WHAT TO PRODUCE:
List every username that introduces a post in the forum thread below.

DOCUMENT SECTION:
==========

I'm really the last one to call for mandatory lengthy education, but there's a
reason I'd usually agree that people having studied Computer Science _and_
worked in the field for few years tend to know certain things people that
"learnt to code" don't.

But yeah, maybe the valley _is_ different and there's a huge market for people
learning stuff for a few months and rightfully making a lot more money than I
do in Europe :)

------
nsxwolf
"You know this is a tech event, right?" ... haha... that's tolerant, liberal
Silicon Valley for you!

------
stevendaniels
I recently watched American Experience's Silicon Valley. I was a bit shocked
by the lack of diversity in the those early companies (Fairchild
Seminconductor, AMD, Intel, etc.). Andy Grove, a Hungarian, seemed to be the
most diverse of the bunch.

There wasn't even a token Black, Asian, or Indian in the company photos I saw.

------
ebfe
The average IQ of African-Americans is a standard deviation below that of
whites, which in turn is a bit below that of Asians and Ashkenazi Jews [1].

==========

SOURCE EXCERPT:
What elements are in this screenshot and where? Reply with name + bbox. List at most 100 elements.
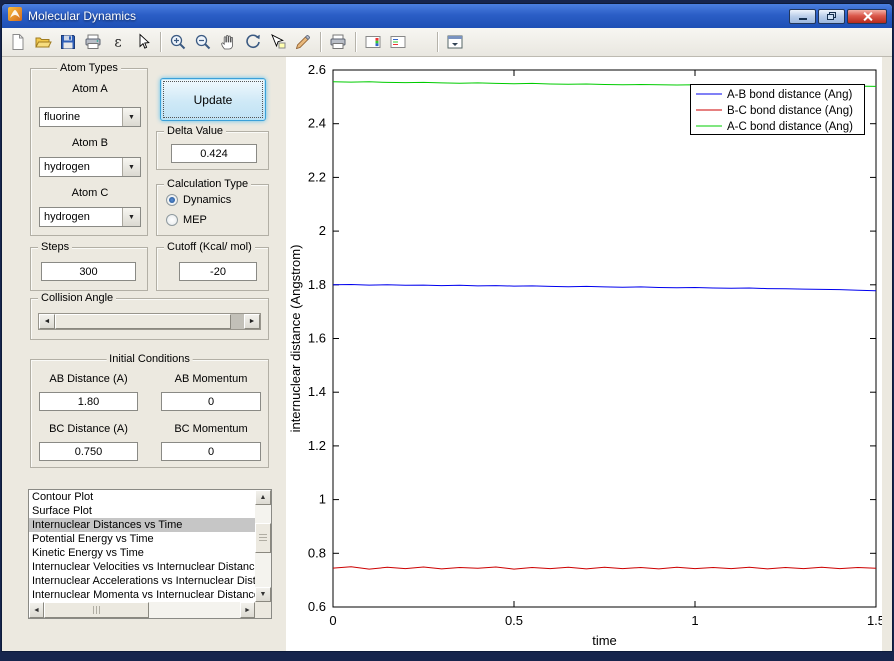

==========

REPLY TO THE EXERCISE:
nsxwolf, stevendaniels, ebfe